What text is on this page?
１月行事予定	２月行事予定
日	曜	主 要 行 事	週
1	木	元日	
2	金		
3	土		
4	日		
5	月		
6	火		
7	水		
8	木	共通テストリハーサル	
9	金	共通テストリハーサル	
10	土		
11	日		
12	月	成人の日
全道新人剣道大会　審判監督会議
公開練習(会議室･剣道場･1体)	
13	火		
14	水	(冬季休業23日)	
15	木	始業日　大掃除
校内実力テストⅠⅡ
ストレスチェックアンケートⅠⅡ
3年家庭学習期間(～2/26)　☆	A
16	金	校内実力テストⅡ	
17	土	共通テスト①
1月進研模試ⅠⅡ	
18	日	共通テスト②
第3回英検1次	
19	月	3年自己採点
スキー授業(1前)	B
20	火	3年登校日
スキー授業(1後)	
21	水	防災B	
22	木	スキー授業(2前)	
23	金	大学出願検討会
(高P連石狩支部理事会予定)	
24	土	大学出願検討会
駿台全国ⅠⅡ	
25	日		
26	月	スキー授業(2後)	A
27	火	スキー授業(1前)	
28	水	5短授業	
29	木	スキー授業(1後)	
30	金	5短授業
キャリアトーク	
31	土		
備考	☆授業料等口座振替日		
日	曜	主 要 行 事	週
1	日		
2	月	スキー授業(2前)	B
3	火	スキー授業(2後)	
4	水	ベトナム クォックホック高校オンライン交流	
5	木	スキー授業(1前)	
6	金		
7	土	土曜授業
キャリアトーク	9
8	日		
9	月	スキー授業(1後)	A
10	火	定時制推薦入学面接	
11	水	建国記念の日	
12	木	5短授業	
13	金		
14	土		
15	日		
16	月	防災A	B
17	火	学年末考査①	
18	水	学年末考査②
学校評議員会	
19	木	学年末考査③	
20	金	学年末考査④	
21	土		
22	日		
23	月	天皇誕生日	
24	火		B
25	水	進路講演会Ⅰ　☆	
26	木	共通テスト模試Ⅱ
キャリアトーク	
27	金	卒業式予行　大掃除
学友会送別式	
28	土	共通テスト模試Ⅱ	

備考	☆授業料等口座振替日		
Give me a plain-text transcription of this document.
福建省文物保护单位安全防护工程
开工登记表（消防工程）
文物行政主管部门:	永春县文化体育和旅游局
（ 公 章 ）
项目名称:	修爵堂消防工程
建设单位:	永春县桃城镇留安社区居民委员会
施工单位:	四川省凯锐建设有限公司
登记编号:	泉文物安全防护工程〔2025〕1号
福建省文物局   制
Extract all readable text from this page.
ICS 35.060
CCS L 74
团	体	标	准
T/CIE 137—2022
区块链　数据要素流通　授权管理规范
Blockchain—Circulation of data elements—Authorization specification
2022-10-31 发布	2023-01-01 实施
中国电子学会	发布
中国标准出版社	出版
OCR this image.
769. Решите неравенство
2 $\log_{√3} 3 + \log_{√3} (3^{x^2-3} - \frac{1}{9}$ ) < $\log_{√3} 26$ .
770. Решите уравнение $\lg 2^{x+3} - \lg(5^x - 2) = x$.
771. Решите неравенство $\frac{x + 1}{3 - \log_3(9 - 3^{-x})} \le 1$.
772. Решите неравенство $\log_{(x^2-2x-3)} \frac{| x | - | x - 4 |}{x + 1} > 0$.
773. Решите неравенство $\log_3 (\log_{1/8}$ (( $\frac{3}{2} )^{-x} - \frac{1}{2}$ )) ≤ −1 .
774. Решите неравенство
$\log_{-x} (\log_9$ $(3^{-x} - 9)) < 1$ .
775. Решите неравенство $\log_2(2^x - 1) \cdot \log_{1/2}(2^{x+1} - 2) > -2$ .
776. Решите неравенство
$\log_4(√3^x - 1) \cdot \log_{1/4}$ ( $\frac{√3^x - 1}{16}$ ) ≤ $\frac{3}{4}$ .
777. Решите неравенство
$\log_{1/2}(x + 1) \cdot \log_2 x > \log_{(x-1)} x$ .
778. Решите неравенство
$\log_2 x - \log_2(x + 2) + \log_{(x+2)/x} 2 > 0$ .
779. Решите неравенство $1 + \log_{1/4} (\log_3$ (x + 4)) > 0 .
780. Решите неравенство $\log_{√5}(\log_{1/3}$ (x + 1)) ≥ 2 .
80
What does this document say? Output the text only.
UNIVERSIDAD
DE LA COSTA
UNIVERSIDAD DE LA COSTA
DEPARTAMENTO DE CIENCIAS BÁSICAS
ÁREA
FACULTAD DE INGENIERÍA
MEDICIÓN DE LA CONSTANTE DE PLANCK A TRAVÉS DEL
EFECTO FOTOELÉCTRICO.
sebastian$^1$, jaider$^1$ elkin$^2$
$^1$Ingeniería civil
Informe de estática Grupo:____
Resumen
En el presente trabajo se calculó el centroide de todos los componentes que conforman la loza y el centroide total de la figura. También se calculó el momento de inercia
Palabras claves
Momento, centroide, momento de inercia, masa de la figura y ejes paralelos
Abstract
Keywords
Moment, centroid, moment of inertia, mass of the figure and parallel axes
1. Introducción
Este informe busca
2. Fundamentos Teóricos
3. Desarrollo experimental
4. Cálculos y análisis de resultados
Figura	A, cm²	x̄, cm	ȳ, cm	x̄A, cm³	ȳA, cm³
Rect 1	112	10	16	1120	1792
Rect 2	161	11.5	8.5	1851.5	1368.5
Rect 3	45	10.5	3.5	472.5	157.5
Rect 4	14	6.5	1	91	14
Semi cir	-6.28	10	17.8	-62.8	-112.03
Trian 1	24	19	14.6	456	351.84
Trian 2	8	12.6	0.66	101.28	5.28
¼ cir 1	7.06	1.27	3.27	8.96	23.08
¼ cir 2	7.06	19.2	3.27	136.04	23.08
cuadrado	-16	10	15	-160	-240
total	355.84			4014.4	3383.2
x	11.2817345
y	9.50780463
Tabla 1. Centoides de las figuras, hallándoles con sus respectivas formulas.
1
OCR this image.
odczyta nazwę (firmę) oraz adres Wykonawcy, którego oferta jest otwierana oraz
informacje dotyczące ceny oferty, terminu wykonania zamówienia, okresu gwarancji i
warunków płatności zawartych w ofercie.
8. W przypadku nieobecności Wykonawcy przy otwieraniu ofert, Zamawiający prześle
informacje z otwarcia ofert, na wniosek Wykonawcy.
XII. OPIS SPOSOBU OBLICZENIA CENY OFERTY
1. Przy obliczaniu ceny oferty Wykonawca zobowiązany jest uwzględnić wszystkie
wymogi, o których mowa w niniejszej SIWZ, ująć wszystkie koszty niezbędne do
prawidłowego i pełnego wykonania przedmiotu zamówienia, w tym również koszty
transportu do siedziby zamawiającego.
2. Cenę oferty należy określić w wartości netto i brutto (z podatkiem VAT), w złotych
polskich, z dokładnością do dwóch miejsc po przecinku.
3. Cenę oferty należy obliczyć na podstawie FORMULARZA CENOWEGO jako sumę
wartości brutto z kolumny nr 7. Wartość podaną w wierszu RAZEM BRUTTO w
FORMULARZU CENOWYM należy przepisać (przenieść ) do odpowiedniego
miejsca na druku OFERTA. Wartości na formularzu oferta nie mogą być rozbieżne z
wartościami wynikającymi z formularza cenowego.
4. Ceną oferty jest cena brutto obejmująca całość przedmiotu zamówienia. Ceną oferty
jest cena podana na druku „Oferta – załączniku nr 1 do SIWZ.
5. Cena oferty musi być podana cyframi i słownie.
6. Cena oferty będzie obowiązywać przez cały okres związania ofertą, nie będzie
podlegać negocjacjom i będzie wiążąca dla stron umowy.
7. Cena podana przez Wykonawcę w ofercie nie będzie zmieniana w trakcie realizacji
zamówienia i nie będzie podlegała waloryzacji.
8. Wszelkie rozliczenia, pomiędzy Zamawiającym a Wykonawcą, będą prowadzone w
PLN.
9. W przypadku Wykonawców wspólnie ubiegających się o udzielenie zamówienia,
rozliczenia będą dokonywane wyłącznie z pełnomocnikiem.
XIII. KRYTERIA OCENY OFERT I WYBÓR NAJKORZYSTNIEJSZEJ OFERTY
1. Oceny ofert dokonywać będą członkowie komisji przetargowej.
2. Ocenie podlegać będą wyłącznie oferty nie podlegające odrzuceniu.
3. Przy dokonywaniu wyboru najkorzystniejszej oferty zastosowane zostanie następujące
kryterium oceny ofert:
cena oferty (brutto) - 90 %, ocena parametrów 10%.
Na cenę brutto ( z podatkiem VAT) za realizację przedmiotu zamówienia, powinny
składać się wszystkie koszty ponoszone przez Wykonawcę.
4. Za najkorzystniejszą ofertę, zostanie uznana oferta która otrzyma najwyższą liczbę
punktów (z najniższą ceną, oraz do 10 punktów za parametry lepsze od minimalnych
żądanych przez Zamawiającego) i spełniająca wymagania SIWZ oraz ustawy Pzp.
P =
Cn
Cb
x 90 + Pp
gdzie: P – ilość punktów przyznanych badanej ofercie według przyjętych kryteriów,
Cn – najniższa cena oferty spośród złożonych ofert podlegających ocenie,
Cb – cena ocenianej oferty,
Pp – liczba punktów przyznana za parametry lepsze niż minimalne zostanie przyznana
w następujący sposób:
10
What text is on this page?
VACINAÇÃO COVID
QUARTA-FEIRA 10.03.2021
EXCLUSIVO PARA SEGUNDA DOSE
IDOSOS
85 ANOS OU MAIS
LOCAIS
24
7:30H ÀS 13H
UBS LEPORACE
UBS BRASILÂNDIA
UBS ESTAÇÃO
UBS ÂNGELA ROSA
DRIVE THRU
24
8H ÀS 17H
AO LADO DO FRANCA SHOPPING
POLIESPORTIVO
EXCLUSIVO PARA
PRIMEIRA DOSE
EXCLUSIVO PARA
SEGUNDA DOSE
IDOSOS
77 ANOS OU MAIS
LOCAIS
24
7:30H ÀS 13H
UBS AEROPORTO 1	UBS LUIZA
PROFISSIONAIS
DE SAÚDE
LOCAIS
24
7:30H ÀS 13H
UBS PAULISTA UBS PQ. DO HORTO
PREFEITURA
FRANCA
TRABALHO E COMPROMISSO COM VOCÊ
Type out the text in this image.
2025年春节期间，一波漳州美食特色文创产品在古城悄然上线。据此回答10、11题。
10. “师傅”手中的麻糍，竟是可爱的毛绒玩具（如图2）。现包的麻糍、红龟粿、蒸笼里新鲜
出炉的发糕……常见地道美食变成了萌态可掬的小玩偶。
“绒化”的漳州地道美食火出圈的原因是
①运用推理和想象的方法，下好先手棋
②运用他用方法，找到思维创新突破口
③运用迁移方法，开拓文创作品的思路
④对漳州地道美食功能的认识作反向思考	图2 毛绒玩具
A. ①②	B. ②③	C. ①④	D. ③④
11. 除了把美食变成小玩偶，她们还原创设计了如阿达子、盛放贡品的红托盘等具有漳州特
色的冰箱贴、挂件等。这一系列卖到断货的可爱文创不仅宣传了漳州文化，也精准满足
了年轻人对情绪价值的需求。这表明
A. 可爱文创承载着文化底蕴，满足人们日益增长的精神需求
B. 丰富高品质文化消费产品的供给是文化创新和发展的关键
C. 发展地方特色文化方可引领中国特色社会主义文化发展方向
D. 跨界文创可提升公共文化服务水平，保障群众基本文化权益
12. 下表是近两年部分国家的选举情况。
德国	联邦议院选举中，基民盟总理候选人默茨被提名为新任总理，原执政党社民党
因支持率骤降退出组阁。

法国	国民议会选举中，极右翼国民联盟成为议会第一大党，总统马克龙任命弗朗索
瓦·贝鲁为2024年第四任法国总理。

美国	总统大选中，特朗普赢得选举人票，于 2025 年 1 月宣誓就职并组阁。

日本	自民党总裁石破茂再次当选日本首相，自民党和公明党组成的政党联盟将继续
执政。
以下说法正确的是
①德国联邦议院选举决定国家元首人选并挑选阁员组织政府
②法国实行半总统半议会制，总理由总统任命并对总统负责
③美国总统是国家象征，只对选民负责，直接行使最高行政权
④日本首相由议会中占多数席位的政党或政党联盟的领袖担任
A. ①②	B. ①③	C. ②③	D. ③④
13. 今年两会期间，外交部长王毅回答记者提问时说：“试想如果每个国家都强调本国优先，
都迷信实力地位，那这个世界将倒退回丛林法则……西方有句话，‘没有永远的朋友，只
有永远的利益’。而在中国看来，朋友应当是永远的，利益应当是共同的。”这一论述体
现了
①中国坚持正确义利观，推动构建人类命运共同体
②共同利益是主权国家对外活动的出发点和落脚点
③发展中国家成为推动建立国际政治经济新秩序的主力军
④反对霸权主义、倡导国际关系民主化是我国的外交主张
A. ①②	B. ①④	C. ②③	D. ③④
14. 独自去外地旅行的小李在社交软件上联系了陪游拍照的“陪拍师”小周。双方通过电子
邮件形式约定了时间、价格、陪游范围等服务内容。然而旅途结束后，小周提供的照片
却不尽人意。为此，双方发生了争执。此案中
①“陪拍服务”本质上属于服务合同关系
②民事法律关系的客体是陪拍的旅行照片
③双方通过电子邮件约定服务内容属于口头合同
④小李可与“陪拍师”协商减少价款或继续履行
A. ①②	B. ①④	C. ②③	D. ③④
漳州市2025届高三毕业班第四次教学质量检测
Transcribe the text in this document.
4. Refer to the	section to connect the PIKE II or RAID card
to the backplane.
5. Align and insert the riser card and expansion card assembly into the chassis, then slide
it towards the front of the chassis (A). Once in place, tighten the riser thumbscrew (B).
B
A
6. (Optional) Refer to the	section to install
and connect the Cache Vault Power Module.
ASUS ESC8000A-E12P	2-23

++++++++

* **Task directions**:
Only the number is wanted: how many lines of the material above include the word "Wykonawcę"?

* **Solution**:
2